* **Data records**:
*****

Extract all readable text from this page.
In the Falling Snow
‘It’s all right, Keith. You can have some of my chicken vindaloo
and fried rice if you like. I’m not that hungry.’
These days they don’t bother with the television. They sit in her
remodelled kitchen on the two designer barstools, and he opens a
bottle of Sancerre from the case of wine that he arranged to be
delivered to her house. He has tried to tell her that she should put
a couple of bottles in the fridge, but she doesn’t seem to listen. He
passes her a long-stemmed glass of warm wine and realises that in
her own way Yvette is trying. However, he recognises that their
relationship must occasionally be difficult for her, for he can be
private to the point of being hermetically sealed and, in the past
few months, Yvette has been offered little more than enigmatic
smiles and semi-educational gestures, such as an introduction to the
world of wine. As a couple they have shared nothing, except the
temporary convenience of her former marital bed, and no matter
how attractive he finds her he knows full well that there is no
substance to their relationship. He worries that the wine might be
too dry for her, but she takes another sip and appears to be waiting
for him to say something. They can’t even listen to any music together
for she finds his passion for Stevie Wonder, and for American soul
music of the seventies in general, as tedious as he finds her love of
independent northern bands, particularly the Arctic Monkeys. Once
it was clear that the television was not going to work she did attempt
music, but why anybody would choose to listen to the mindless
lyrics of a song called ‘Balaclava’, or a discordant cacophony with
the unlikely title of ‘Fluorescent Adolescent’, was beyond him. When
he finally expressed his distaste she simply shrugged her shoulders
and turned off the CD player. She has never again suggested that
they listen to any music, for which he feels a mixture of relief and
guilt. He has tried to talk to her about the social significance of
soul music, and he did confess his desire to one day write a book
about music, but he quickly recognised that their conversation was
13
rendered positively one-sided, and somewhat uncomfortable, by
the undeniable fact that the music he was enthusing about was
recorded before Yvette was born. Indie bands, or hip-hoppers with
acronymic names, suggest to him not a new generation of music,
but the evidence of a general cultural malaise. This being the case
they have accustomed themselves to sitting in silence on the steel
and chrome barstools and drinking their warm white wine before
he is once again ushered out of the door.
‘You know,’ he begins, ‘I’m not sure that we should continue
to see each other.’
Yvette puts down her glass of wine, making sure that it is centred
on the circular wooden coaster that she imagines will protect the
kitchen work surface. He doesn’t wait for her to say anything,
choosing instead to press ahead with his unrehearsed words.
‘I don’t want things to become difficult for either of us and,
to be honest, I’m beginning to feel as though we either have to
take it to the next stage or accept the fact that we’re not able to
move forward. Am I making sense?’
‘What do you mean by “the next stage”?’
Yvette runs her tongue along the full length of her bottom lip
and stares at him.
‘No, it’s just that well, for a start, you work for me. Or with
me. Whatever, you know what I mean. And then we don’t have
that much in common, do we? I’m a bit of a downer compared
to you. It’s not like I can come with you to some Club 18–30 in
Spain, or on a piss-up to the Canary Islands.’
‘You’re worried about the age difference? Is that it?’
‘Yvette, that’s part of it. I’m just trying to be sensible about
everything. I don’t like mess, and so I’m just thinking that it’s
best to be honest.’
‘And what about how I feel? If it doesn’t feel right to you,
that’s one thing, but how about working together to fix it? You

*****

* **EXERCISE GOAL**: Collect each line above holding the string "well".

* **CORRECT ANSWER**:
how attractive he finds her he knows full well that there is no
‘No, it’s just that well, for a start, you work for me. Or with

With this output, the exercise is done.